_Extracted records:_
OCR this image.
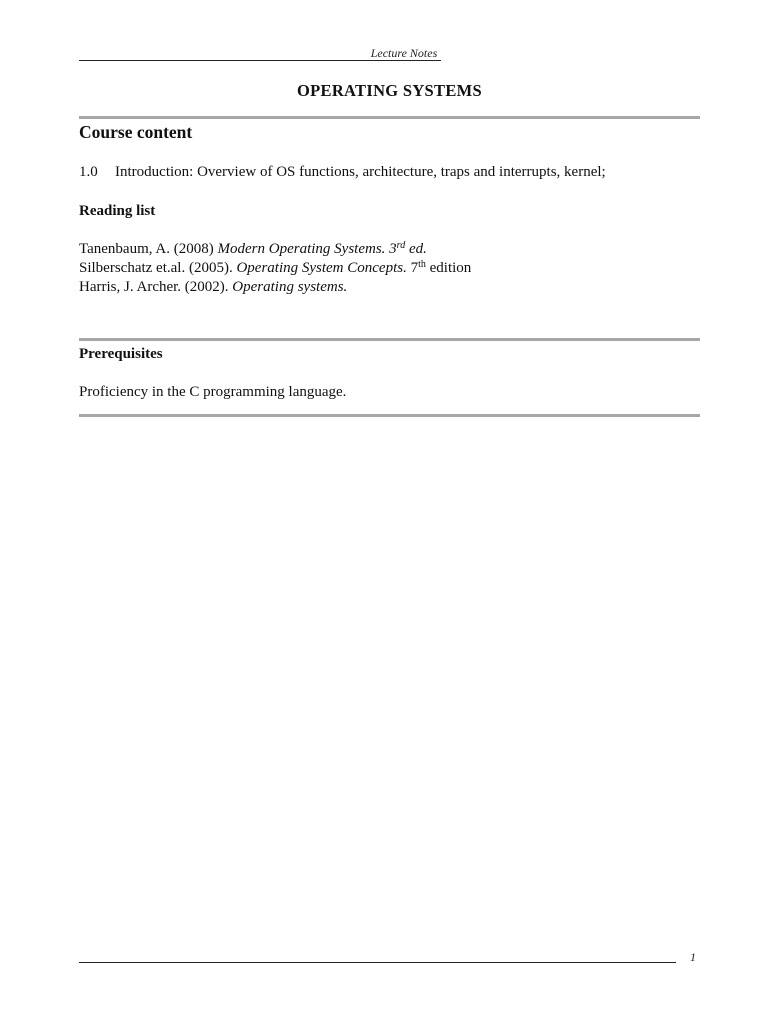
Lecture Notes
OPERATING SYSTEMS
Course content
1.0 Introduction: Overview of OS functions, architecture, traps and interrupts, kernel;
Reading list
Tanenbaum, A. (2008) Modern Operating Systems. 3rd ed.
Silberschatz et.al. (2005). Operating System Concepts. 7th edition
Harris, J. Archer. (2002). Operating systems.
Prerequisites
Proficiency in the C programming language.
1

_Written exercise:_ Quote the listing above in full, except for the pictures.

_Solution to this exercise:_
OCR this image.
Lecture Notes
OPERATING SYSTEMS
Course content
1.0 Introduction: Overview of OS functions, architecture, traps and interrupts, kernel;
Reading list
Tanenbaum, A. (2008) Modern Operating Systems. 3rd ed.
Silberschatz et.al. (2005). Operating System Concepts. 7th edition
Harris, J. Archer. (2002). Operating systems.
Prerequisites
Proficiency in the C programming language.
1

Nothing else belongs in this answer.